## What needs to be done:
Your task is to give the listing below back word for word, pictures excluded.

## Given information:
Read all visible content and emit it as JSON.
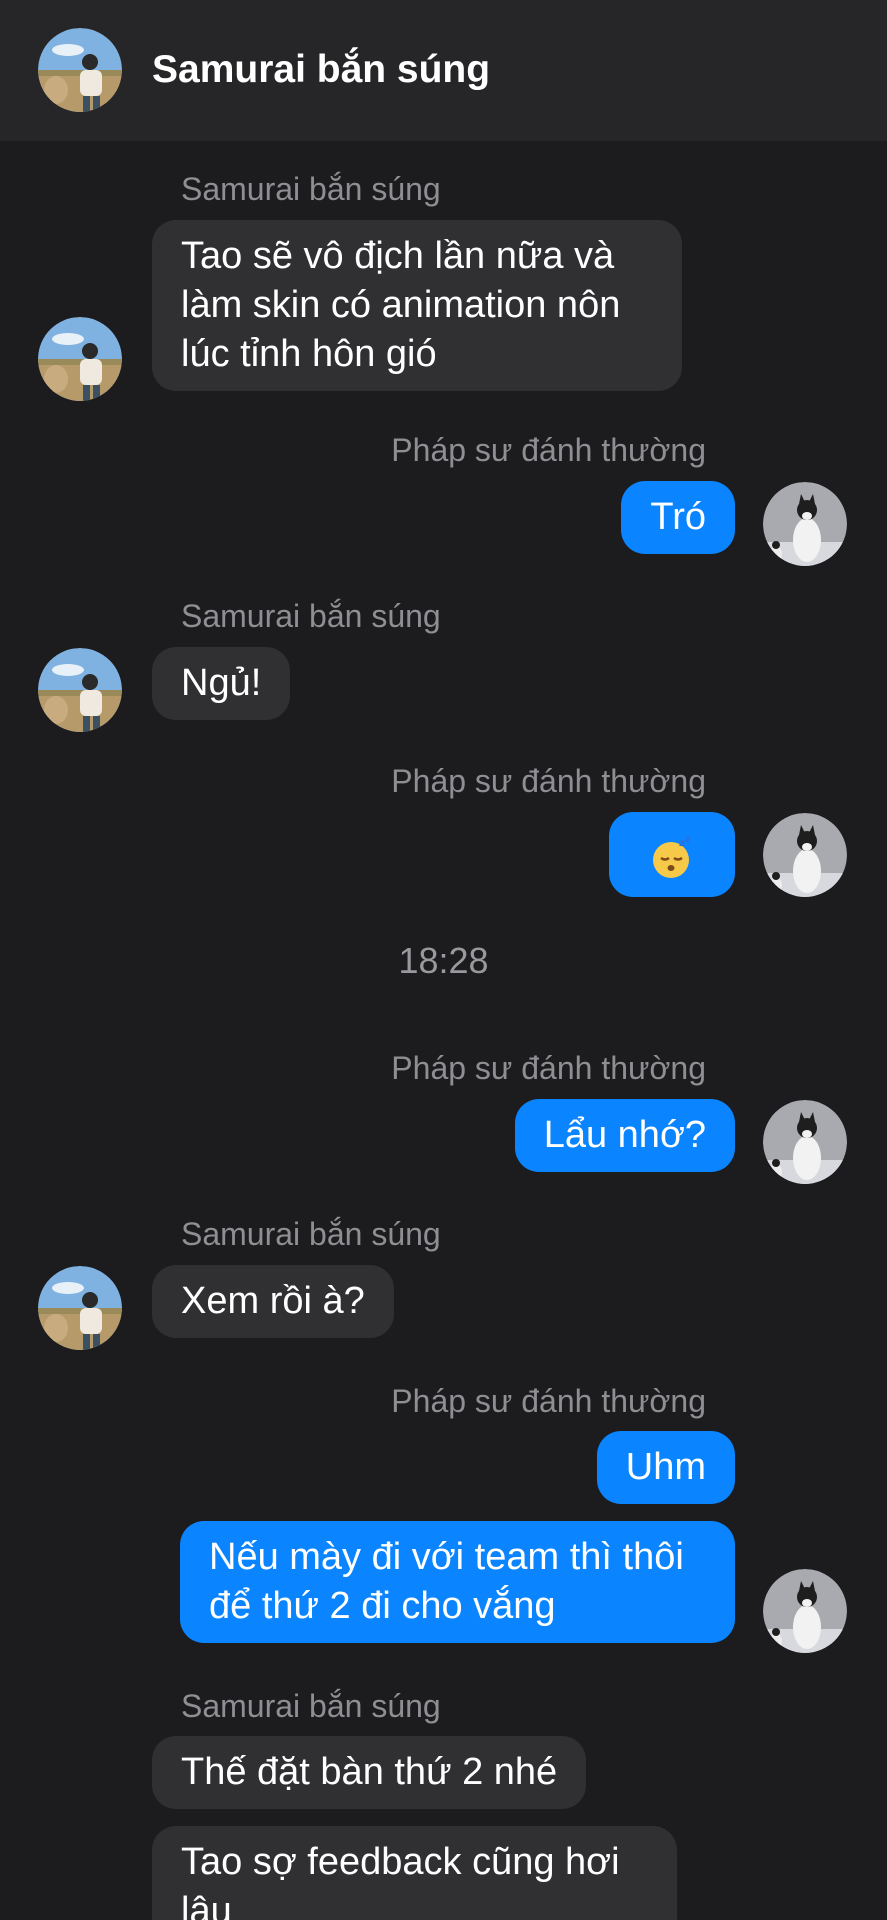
{
  "header": {
    "title": "Samurai bắn súng",
    "avatar_icon": "contact-photo-person-field"
  },
  "participants": {
    "them": {
      "name": "Samurai bắn súng",
      "avatar_icon": "person-in-field-photo"
    },
    "me": {
      "name": "Pháp sư đánh thường",
      "avatar_icon": "black-white-cat-photo"
    }
  },
  "messages": [
    {
      "sender": "Samurai bắn súng",
      "lines": [
        "Tao sẽ vô địch lần nữa và",
        "làm skin có animation nôn",
        "lúc tỉnh hôn gió"
      ]
    },
    {
      "sender": "Pháp sư đánh thường",
      "text": "Tró"
    },
    {
      "sender": "Samurai bắn súng",
      "text": "Ngủ!"
    },
    {
      "sender": "Pháp sư đánh thường",
      "emoji": "sleeping-face-emoji"
    },
    {
      "sender": "Pháp sư đánh thường",
      "text": "Lẩu nhớ?"
    },
    {
      "sender": "Samurai bắn súng",
      "text": "Xem rồi à?"
    },
    {
      "sender": "Pháp sư đánh thường",
      "text": "Uhm"
    },
    {
      "lines": [
        "Nếu mày đi với team thì thôi",
        "để thứ 2 đi cho vắng"
      ]
    },
    {
      "sender": "Samurai bắn súng",
      "text": "Thế đặt bàn thứ 2 nhé"
    },
    {
      "lines": [
        "Tao sợ feedback cũng hơi",
        "lâu"
      ]
    }
  ],
  "timestamp": "18:28",
  "colors": {
    "background": "#1c1c1e",
    "header": "#262628",
    "incoming": "#303033",
    "outgoing": "#0a84ff"
  }
}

## Response to this task:
Read all visible content and emit it as JSON.
{
  "header": {
    "title": "Samurai bắn súng",
    "avatar_icon": "contact-photo-person-field"
  },
  "participants": {
    "them": {
      "name": "Samurai bắn súng",
      "avatar_icon": "person-in-field-photo"
    },
    "me": {
      "name": "Pháp sư đánh thường",
      "avatar_icon": "black-white-cat-photo"
    }
  },
  "messages": [
    {
      "sender": "Samurai bắn súng",
      "lines": [
        "Tao sẽ vô địch lần nữa và",
        "làm skin có animation nôn",
        "lúc tỉnh hôn gió"
      ]
    },
    {
      "sender": "Pháp sư đánh thường",
      "text": "Tró"
    },
    {
      "sender": "Samurai bắn súng",
      "text": "Ngủ!"
    },
    {
      "sender": "Pháp sư đánh thường",
      "emoji": "sleeping-face-emoji"
    },
    {
      "sender": "Pháp sư đánh thường",
      "text": "Lẩu nhớ?"
    },
    {
      "sender": "Samurai bắn súng",
      "text": "Xem rồi à?"
    },
    {
      "sender": "Pháp sư đánh thường",
      "text": "Uhm"
    },
    {
      "lines": [
        "Nếu mày đi với team thì thôi",
        "để thứ 2 đi cho vắng"
      ]
    },
    {
      "sender": "Samurai bắn súng",
      "text": "Thế đặt bàn thứ 2 nhé"
    },
    {
      "lines": [
        "Tao sợ feedback cũng hơi",
        "lâu"
      ]
    }
  ],
  "timestamp": "18:28",
  "colors": {
    "background": "#1c1c1e",
    "header": "#262628",
    "incoming": "#303033",
    "outgoing": "#0a84ff"
  }
}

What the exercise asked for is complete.